"""

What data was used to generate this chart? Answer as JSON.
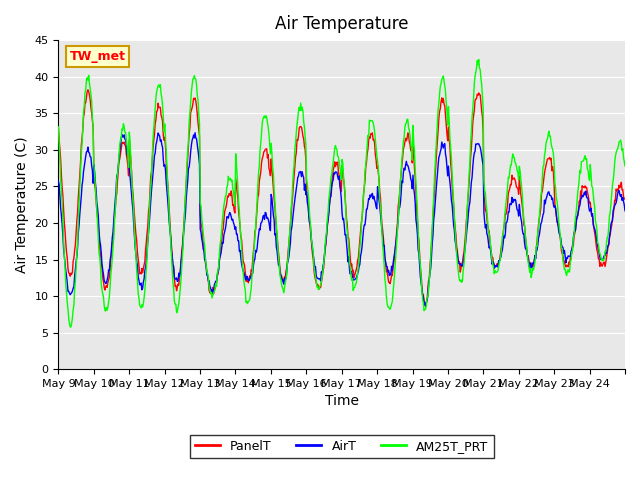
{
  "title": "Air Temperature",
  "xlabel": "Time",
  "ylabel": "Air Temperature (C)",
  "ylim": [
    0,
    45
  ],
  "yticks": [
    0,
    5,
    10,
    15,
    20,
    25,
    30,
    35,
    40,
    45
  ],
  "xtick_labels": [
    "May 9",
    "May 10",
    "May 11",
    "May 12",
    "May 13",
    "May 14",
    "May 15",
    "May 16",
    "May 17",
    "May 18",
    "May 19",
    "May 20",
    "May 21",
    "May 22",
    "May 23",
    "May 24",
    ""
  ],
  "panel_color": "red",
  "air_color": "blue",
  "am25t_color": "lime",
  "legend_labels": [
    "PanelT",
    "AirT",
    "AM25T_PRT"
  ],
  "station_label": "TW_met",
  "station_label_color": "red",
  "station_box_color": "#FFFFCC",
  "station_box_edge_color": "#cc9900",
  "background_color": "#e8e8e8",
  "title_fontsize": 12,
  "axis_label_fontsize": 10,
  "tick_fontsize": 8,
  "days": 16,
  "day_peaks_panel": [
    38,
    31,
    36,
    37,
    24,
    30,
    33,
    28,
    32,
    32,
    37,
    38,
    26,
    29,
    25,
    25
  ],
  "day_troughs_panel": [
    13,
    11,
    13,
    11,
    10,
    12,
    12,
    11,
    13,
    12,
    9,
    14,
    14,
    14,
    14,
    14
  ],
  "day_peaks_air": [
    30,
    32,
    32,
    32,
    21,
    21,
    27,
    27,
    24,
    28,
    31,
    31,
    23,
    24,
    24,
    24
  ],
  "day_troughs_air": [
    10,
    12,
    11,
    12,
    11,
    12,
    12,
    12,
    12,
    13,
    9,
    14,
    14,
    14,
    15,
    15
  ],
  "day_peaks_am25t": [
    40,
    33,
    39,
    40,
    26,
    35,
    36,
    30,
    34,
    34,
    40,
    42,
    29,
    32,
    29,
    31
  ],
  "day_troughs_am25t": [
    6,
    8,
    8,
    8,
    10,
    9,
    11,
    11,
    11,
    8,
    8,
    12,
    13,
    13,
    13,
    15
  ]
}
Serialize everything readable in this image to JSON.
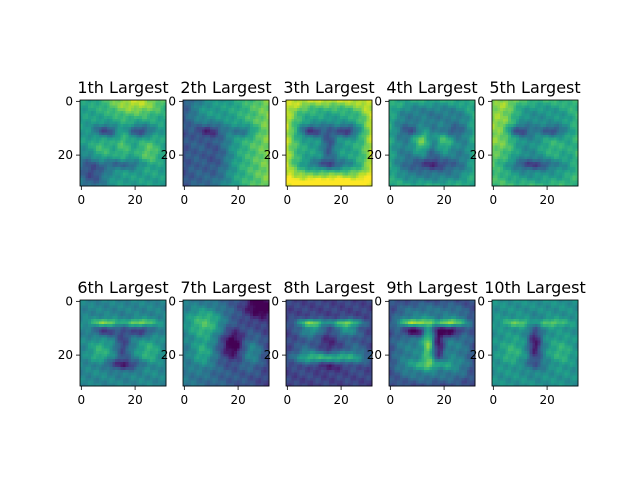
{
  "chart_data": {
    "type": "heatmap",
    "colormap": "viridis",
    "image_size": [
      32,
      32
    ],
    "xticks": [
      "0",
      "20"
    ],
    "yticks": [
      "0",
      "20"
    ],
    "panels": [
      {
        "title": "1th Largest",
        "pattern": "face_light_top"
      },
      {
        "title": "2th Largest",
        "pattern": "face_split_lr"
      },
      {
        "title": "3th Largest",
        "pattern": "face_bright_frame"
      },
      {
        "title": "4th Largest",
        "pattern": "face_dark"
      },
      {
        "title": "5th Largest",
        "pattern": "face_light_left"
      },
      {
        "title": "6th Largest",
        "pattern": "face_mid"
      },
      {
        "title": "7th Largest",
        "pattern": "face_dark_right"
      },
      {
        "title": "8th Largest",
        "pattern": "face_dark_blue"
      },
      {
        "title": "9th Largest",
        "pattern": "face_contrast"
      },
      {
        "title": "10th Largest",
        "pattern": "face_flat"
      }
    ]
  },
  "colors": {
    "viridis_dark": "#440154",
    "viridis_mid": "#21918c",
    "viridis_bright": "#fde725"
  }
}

"""

● **Work required**:
Copy all of the entries verbatim, leaving out any pictures they contain.

● **Output of the exercise**:
What data was used to generate this chart? Answer as JSON.
{
  "title": "Air Temperature",
  "xlabel": "Time",
  "ylabel": "Air Temperature (C)",
  "ylim": [
    0,
    45
  ],
  "yticks": [
    0,
    5,
    10,
    15,
    20,
    25,
    30,
    35,
    40,
    45
  ],
  "xtick_labels": [
    "May 9",
    "May 10",
    "May 11",
    "May 12",
    "May 13",
    "May 14",
    "May 15",
    "May 16",
    "May 17",
    "May 18",
    "May 19",
    "May 20",
    "May 21",
    "May 22",
    "May 23",
    "May 24",
    ""
  ],
  "panel_color": "red",
  "air_color": "blue",
  "am25t_color": "lime",
  "legend_labels": [
    "PanelT",
    "AirT",
    "AM25T_PRT"
  ],
  "station_label": "TW_met",
  "station_label_color": "red",
  "station_box_color": "#FFFFCC",
  "station_box_edge_color": "#cc9900",
  "background_color": "#e8e8e8",
  "title_fontsize": 12,
  "axis_label_fontsize": 10,
  "tick_fontsize": 8,
  "days": 16,
  "day_peaks_panel": [
    38,
    31,
    36,
    37,
    24,
    30,
    33,
    28,
    32,
    32,
    37,
    38,
    26,
    29,
    25,
    25
  ],
  "day_troughs_panel": [
    13,
    11,
    13,
    11,
    10,
    12,
    12,
    11,
    13,
    12,
    9,
    14,
    14,
    14,
    14,
    14
  ],
  "day_peaks_air": [
    30,
    32,
    32,
    32,
    21,
    21,
    27,
    27,
    24,
    28,
    31,
    31,
    23,
    24,
    24,
    24
  ],
  "day_troughs_air": [
    10,
    12,
    11,
    12,
    11,
    12,
    12,
    12,
    12,
    13,
    9,
    14,
    14,
    14,
    15,
    15
  ],
  "day_peaks_am25t": [
    40,
    33,
    39,
    40,
    26,
    35,
    36,
    30,
    34,
    34,
    40,
    42,
    29,
    32,
    29,
    31
  ],
  "day_troughs_am25t": [
    6,
    8,
    8,
    8,
    10,
    9,
    11,
    11,
    11,
    8,
    8,
    12,
    13,
    13,
    13,
    15
  ]
}
Serialize everything readable in this image to JSON.
{
  "chart_data": {
    "type": "heatmap",
    "colormap": "viridis",
    "image_size": [
      32,
      32
    ],
    "xticks": [
      "0",
      "20"
    ],
    "yticks": [
      "0",
      "20"
    ],
    "panels": [
      {
        "title": "1th Largest",
        "pattern": "face_light_top"
      },
      {
        "title": "2th Largest",
        "pattern": "face_split_lr"
      },
      {
        "title": "3th Largest",
        "pattern": "face_bright_frame"
      },
      {
        "title": "4th Largest",
        "pattern": "face_dark"
      },
      {
        "title": "5th Largest",
        "pattern": "face_light_left"
      },
      {
        "title": "6th Largest",
        "pattern": "face_mid"
      },
      {
        "title": "7th Largest",
        "pattern": "face_dark_right"
      },
      {
        "title": "8th Largest",
        "pattern": "face_dark_blue"
      },
      {
        "title": "9th Largest",
        "pattern": "face_contrast"
      },
      {
        "title": "10th Largest",
        "pattern": "face_flat"
      }
    ]
  },
  "colors": {
    "viridis_dark": "#440154",
    "viridis_mid": "#21918c",
    "viridis_bright": "#fde725"
  }
}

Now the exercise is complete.